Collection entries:

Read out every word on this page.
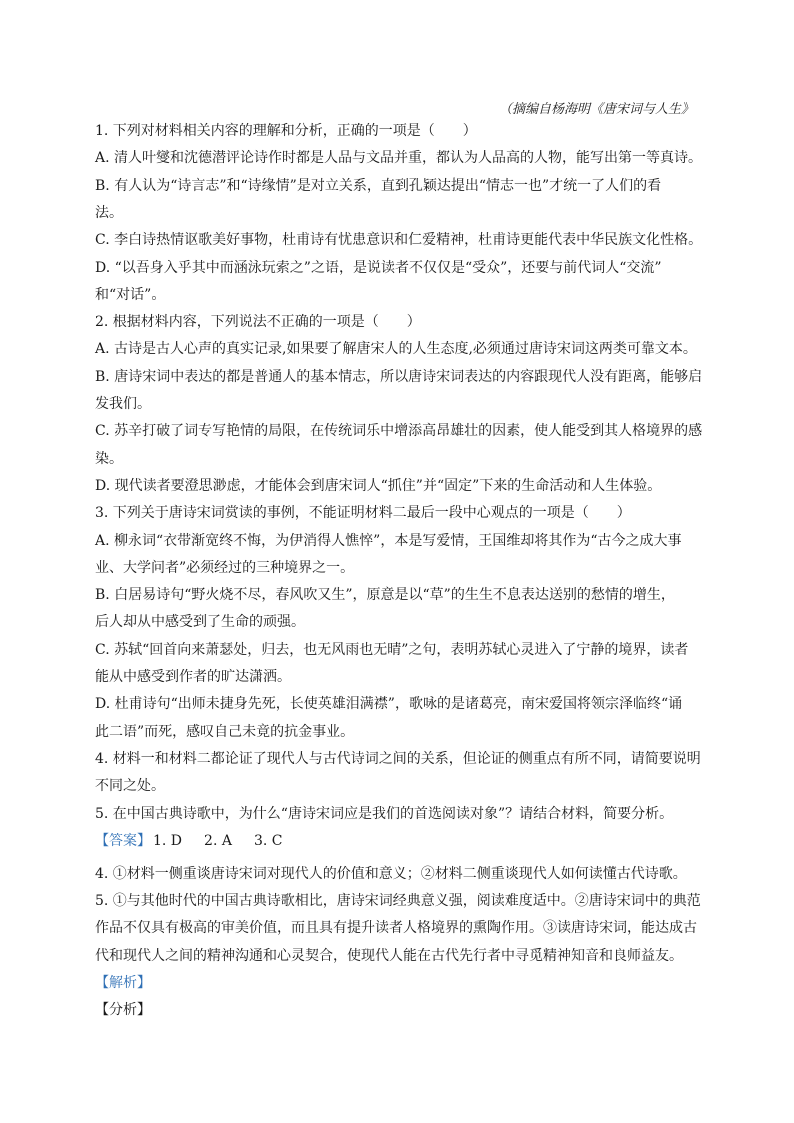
（摘编自杨海明《唐宋词与人生》
1. 下列对材料相关内容的理解和分析，正确的一项是（　　）
A. 清人叶燮和沈德潜评论诗作时都是人品与文品并重，都认为人品高的人物，能写出第一等真诗。
B. 有人认为“诗言志”和“诗缘情”是对立关系，直到孔颖达提出“情志一也”才统一了人们的看
法。
C. 李白诗热情讴歌美好事物，杜甫诗有忧患意识和仁爱精神，杜甫诗更能代表中华民族文化性格。
D. “以吾身入乎其中而涵泳玩索之”之语，是说读者不仅仅是“受众”，还要与前代词人“交流”
和“对话”。
2. 根据材料内容，下列说法不正确的一项是（　　）
A. 古诗是古人心声的真实记录,如果要了解唐宋人的人生态度,必须通过唐诗宋词这两类可靠文本。
B. 唐诗宋词中表达的都是普通人的基本情志，所以唐诗宋词表达的内容跟现代人没有距离，能够启
发我们。
C. 苏辛打破了词专写艳情的局限，在传统词乐中增添高昂雄壮的因素，使人能受到其人格境界的感
染。
D. 现代读者要澄思渺虑，才能体会到唐宋词人“抓住”并“固定”下来的生命活动和人生体验。
3. 下列关于唐诗宋词赏读的事例，不能证明材料二最后一段中心观点的一项是（　　）
A. 柳永词“衣带渐宽终不悔，为伊消得人憔悴”，本是写爱情，王国维却将其作为“古今之成大事
业、大学问者”必须经过的三种境界之一。
B. 白居易诗句“野火烧不尽，春风吹又生”，原意是以“草”的生生不息表达送别的愁情的增生，
后人却从中感受到了生命的顽强。
C. 苏轼“回首向来萧瑟处，归去，也无风雨也无晴”之句，表明苏轼心灵进入了宁静的境界，读者
能从中感受到作者的旷达潇洒。
D. 杜甫诗句“出师未捷身先死，长使英雄泪满襟”，歌咏的是诸葛亮，南宋爱国将领宗泽临终“诵
此二语”而死，感叹自己未竟的抗金事业。
4. 材料一和材料二都论证了现代人与古代诗词之间的关系，但论证的侧重点有所不同，请简要说明
不同之处。
5. 在中国古典诗歌中，为什么“唐诗宋词应是我们的首选阅读对象”？请结合材料，简要分析。
【答案】 1. D 2. A 3. C
4. ①材料一侧重谈唐诗宋词对现代人的价值和意义；②材料二侧重谈现代人如何读懂古代诗歌。
5. ①与其他时代的中国古典诗歌相比，唐诗宋词经典意义强，阅读难度适中。②唐诗宋词中的典范
作品不仅具有极高的审美价值，而且具有提升读者人格境界的熏陶作用。③读唐诗宋词，能达成古
代和现代人之间的精神沟通和心灵契合，使现代人能在古代先行者中寻觅精神知音和良师益友。
【解析】
【分析】
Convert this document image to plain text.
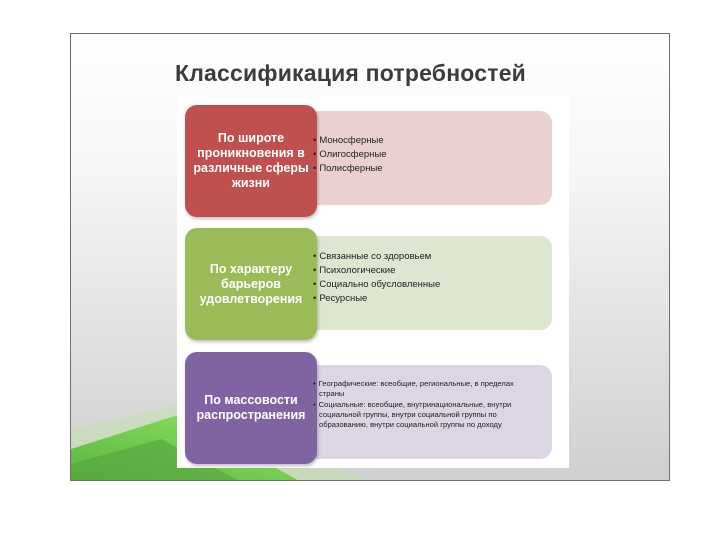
Классификация потребностей
По широте проникновения в различные сферы жизни
• Моносферные
• Олигосферные
• Полисферные
По характеру барьеров удовлетворения
• Связанные со здоровьем
• Психологические
• Социально обусловленные
• Ресурсные
По массовости распространения
• Географические: всеобщие, региональные, в пределах страны
• Социальные: всеобщие, внутринациональные, внутри социальной группы, внутри социальной группы по образованию, внутри социальной группы по доходу
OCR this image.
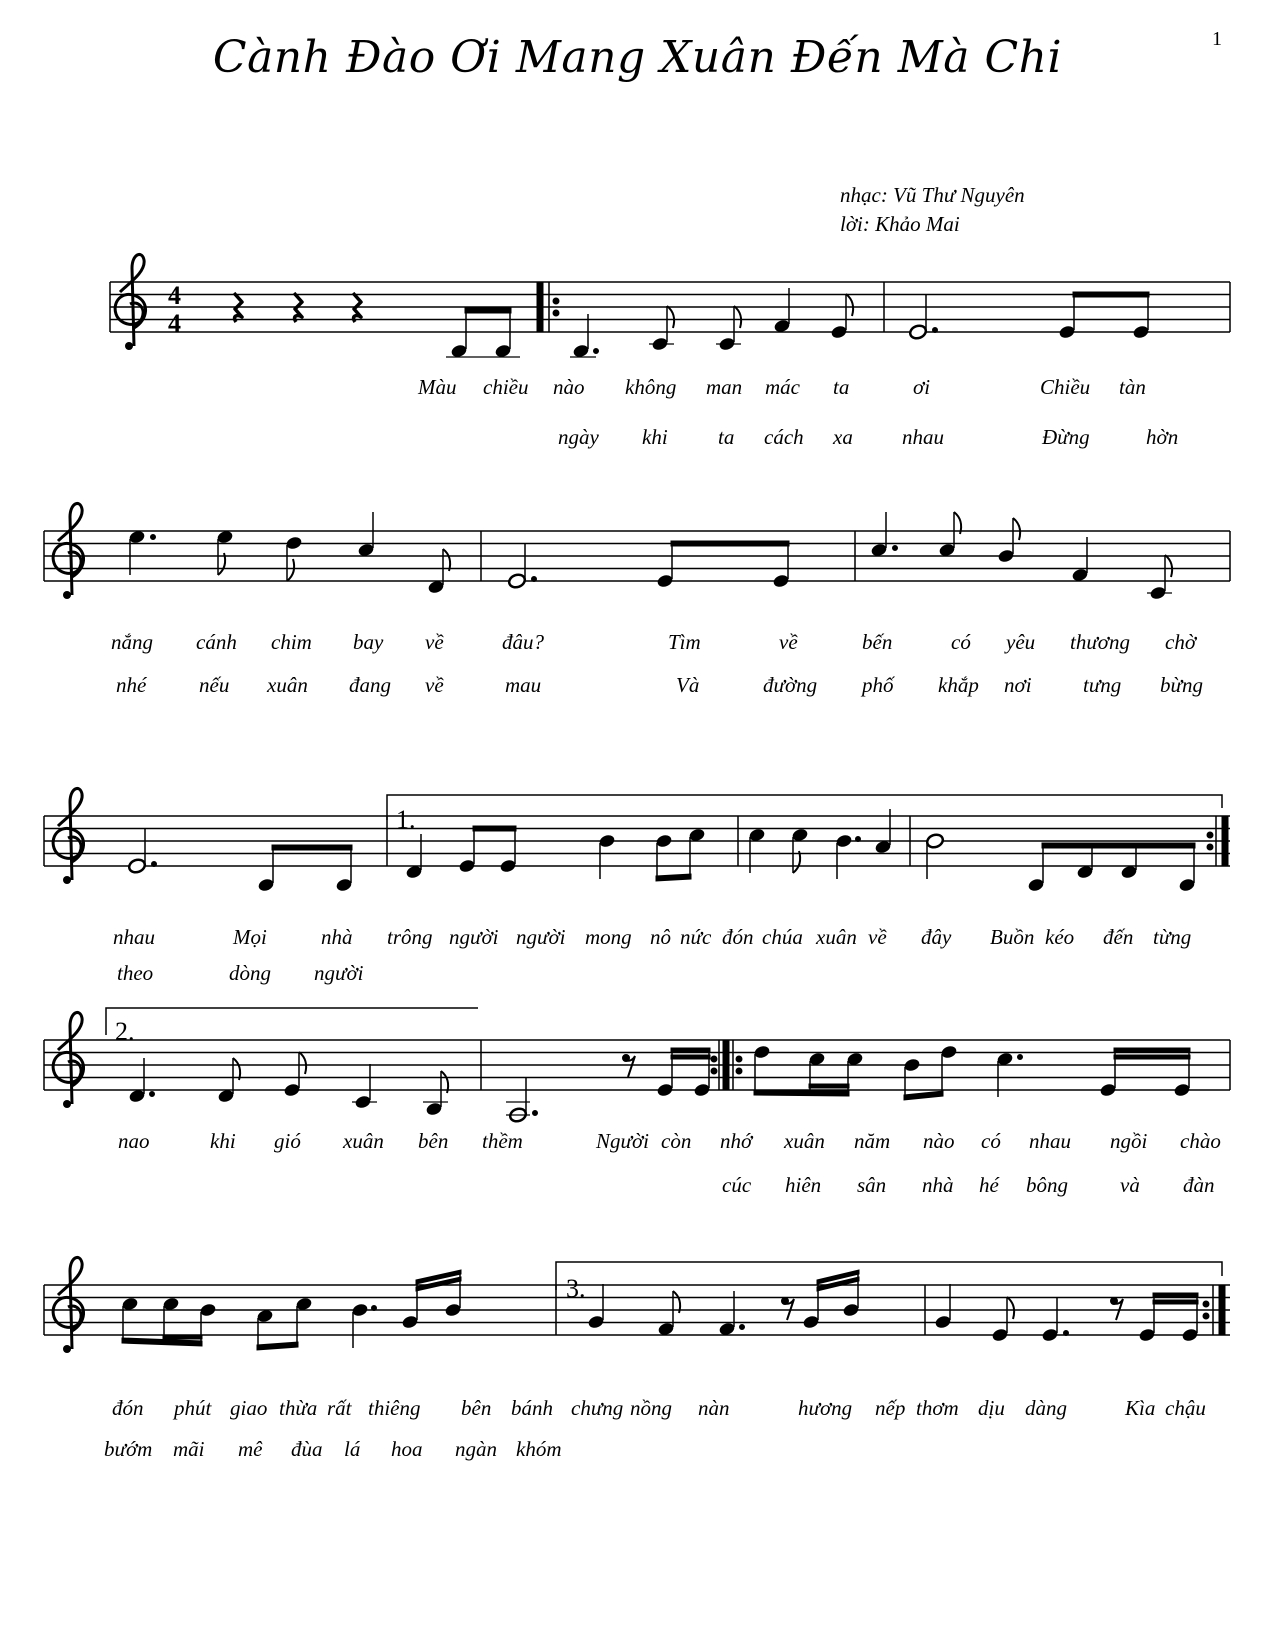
1
Cành Đào Ơi Mang Xuân Đến Mà Chi
nhạc: Vũ Thư Nguyên
lời: Khảo Mai
4
4
1.
2.
3.
Màu chiều nào không man mác ta	ơi	Chiều tàn
ngày khi ta cách xa nhau	Đừng	hờn
nắng cánh chim bay về	đâu?	Tìm	về	bến	có yêu thương chờ
nhé	nếu xuân đang về	mau	Và	đường phố khắp nơi tưng bừng
nhau	Mọi	nhà trông người người mong nô nức đón chúa xuân về đây Buồn kéo đến từng
theo	dòng người
nao	khi gió xuân bên thềm	Người còn nhớ xuân năm nào có nhau ngồi chào
cúc hiên sân nhà hé bông và đàn
đón phút giao thừa rất thiêng bên bánh chưng nồng nàn	hương nếp thơm dịu dàng	Kìa chậu
bướm mãi mê đùa lá hoa ngàn khóm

Exercise aim:
Copy out all the data without changing anything, and drop the pictures.

Correct output:
Read out every word on this page.
（摘编自杨海明《唐宋词与人生》
1. 下列对材料相关内容的理解和分析，正确的一项是（　　）
A. 清人叶燮和沈德潜评论诗作时都是人品与文品并重，都认为人品高的人物，能写出第一等真诗。
B. 有人认为“诗言志”和“诗缘情”是对立关系，直到孔颖达提出“情志一也”才统一了人们的看
法。
C. 李白诗热情讴歌美好事物，杜甫诗有忧患意识和仁爱精神，杜甫诗更能代表中华民族文化性格。
D. “以吾身入乎其中而涵泳玩索之”之语，是说读者不仅仅是“受众”，还要与前代词人“交流”
和“对话”。
2. 根据材料内容，下列说法不正确的一项是（　　）
A. 古诗是古人心声的真实记录,如果要了解唐宋人的人生态度,必须通过唐诗宋词这两类可靠文本。
B. 唐诗宋词中表达的都是普通人的基本情志，所以唐诗宋词表达的内容跟现代人没有距离，能够启
发我们。
C. 苏辛打破了词专写艳情的局限，在传统词乐中增添高昂雄壮的因素，使人能受到其人格境界的感
染。
D. 现代读者要澄思渺虑，才能体会到唐宋词人“抓住”并“固定”下来的生命活动和人生体验。
3. 下列关于唐诗宋词赏读的事例，不能证明材料二最后一段中心观点的一项是（　　）
A. 柳永词“衣带渐宽终不悔，为伊消得人憔悴”，本是写爱情，王国维却将其作为“古今之成大事
业、大学问者”必须经过的三种境界之一。
B. 白居易诗句“野火烧不尽，春风吹又生”，原意是以“草”的生生不息表达送别的愁情的增生，
后人却从中感受到了生命的顽强。
C. 苏轼“回首向来萧瑟处，归去，也无风雨也无晴”之句，表明苏轼心灵进入了宁静的境界，读者
能从中感受到作者的旷达潇洒。
D. 杜甫诗句“出师未捷身先死，长使英雄泪满襟”，歌咏的是诸葛亮，南宋爱国将领宗泽临终“诵
此二语”而死，感叹自己未竟的抗金事业。
4. 材料一和材料二都论证了现代人与古代诗词之间的关系，但论证的侧重点有所不同，请简要说明
不同之处。
5. 在中国古典诗歌中，为什么“唐诗宋词应是我们的首选阅读对象”？请结合材料，简要分析。
【答案】 1. D 2. A 3. C
4. ①材料一侧重谈唐诗宋词对现代人的价值和意义；②材料二侧重谈现代人如何读懂古代诗歌。
5. ①与其他时代的中国古典诗歌相比，唐诗宋词经典意义强，阅读难度适中。②唐诗宋词中的典范
作品不仅具有极高的审美价值，而且具有提升读者人格境界的熏陶作用。③读唐诗宋词，能达成古
代和现代人之间的精神沟通和心灵契合，使现代人能在古代先行者中寻觅精神知音和良师益友。
【解析】
【分析】
Convert this document image to plain text.
Классификация потребностей
По широте проникновения в различные сферы жизни
• Моносферные
• Олигосферные
• Полисферные
По характеру барьеров удовлетворения
• Связанные со здоровьем
• Психологические
• Социально обусловленные
• Ресурсные
По массовости распространения
• Географические: всеобщие, региональные, в пределах страны
• Социальные: всеобщие, внутринациональные, внутри социальной группы, внутри социальной группы по образованию, внутри социальной группы по доходу
OCR this image.
1
Cành Đào Ơi Mang Xuân Đến Mà Chi
nhạc: Vũ Thư Nguyên
lời: Khảo Mai
4
4
1.
2.
3.
Màu chiều nào không man mác ta	ơi	Chiều tàn
ngày khi ta cách xa nhau	Đừng	hờn
nắng cánh chim bay về	đâu?	Tìm	về	bến	có yêu thương chờ
nhé	nếu xuân đang về	mau	Và	đường phố khắp nơi tưng bừng
nhau	Mọi	nhà trông người người mong nô nức đón chúa xuân về đây Buồn kéo đến từng
theo	dòng người
nao	khi gió xuân bên thềm	Người còn nhớ xuân năm nào có nhau ngồi chào
cúc hiên sân nhà hé bông và đàn
đón phút giao thừa rất thiêng bên bánh chưng nồng nàn	hương nếp thơm dịu dàng	Kìa chậu
bướm mãi mê đùa lá hoa ngàn khóm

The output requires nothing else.